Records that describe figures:
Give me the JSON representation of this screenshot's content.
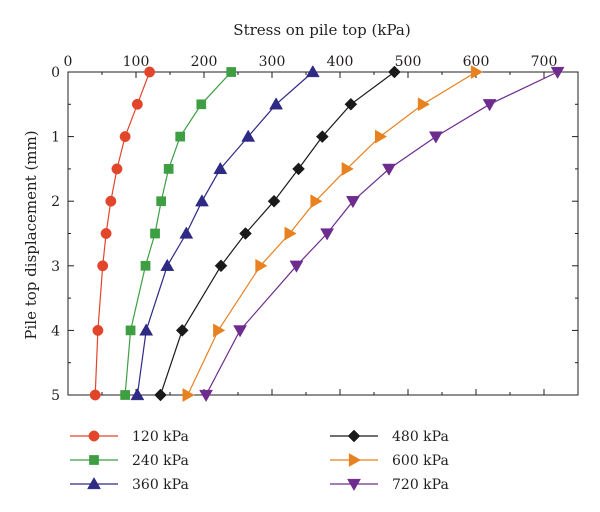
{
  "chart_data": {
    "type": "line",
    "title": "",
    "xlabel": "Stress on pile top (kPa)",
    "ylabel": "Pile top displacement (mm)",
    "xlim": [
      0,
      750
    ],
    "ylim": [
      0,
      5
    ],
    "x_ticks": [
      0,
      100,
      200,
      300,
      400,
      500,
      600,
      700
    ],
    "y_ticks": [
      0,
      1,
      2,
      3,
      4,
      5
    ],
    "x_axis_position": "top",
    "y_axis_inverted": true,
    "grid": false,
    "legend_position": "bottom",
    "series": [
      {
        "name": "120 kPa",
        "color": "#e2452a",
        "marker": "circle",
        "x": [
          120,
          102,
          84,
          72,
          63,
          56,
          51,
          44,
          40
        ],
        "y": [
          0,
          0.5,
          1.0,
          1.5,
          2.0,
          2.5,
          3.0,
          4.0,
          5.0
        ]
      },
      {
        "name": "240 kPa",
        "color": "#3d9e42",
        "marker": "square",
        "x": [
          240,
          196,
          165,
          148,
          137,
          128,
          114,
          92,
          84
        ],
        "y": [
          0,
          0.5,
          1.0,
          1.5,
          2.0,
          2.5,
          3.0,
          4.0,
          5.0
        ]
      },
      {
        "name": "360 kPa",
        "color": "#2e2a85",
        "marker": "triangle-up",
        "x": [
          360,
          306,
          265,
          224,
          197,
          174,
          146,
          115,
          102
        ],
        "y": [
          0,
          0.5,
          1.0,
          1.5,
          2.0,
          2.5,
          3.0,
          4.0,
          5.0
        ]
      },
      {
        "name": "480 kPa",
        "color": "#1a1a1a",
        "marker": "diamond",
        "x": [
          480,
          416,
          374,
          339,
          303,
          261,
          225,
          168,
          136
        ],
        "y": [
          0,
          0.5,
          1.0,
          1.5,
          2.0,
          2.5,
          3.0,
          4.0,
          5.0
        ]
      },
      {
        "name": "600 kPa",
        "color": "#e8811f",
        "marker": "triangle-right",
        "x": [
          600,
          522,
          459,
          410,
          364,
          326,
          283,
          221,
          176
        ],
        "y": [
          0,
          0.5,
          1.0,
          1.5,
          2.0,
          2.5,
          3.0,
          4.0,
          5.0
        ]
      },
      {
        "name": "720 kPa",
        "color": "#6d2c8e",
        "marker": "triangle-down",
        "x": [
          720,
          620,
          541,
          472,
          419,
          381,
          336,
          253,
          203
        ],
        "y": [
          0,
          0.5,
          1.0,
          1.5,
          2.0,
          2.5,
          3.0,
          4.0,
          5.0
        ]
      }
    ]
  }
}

## [What needs to be done]
Each record above must be returned exactly as written, with its pictures omitted.

## [Finished task]
Give me the JSON representation of this screenshot's content.
{
  "chart_data": {
    "type": "line",
    "title": "",
    "xlabel": "Stress on pile top (kPa)",
    "ylabel": "Pile top displacement (mm)",
    "xlim": [
      0,
      750
    ],
    "ylim": [
      0,
      5
    ],
    "x_ticks": [
      0,
      100,
      200,
      300,
      400,
      500,
      600,
      700
    ],
    "y_ticks": [
      0,
      1,
      2,
      3,
      4,
      5
    ],
    "x_axis_position": "top",
    "y_axis_inverted": true,
    "grid": false,
    "legend_position": "bottom",
    "series": [
      {
        "name": "120 kPa",
        "color": "#e2452a",
        "marker": "circle",
        "x": [
          120,
          102,
          84,
          72,
          63,
          56,
          51,
          44,
          40
        ],
        "y": [
          0,
          0.5,
          1.0,
          1.5,
          2.0,
          2.5,
          3.0,
          4.0,
          5.0
        ]
      },
      {
        "name": "240 kPa",
        "color": "#3d9e42",
        "marker": "square",
        "x": [
          240,
          196,
          165,
          148,
          137,
          128,
          114,
          92,
          84
        ],
        "y": [
          0,
          0.5,
          1.0,
          1.5,
          2.0,
          2.5,
          3.0,
          4.0,
          5.0
        ]
      },
      {
        "name": "360 kPa",
        "color": "#2e2a85",
        "marker": "triangle-up",
        "x": [
          360,
          306,
          265,
          224,
          197,
          174,
          146,
          115,
          102
        ],
        "y": [
          0,
          0.5,
          1.0,
          1.5,
          2.0,
          2.5,
          3.0,
          4.0,
          5.0
        ]
      },
      {
        "name": "480 kPa",
        "color": "#1a1a1a",
        "marker": "diamond",
        "x": [
          480,
          416,
          374,
          339,
          303,
          261,
          225,
          168,
          136
        ],
        "y": [
          0,
          0.5,
          1.0,
          1.5,
          2.0,
          2.5,
          3.0,
          4.0,
          5.0
        ]
      },
      {
        "name": "600 kPa",
        "color": "#e8811f",
        "marker": "triangle-right",
        "x": [
          600,
          522,
          459,
          410,
          364,
          326,
          283,
          221,
          176
        ],
        "y": [
          0,
          0.5,
          1.0,
          1.5,
          2.0,
          2.5,
          3.0,
          4.0,
          5.0
        ]
      },
      {
        "name": "720 kPa",
        "color": "#6d2c8e",
        "marker": "triangle-down",
        "x": [
          720,
          620,
          541,
          472,
          419,
          381,
          336,
          253,
          203
        ],
        "y": [
          0,
          0.5,
          1.0,
          1.5,
          2.0,
          2.5,
          3.0,
          4.0,
          5.0
        ]
      }
    ]
  }
}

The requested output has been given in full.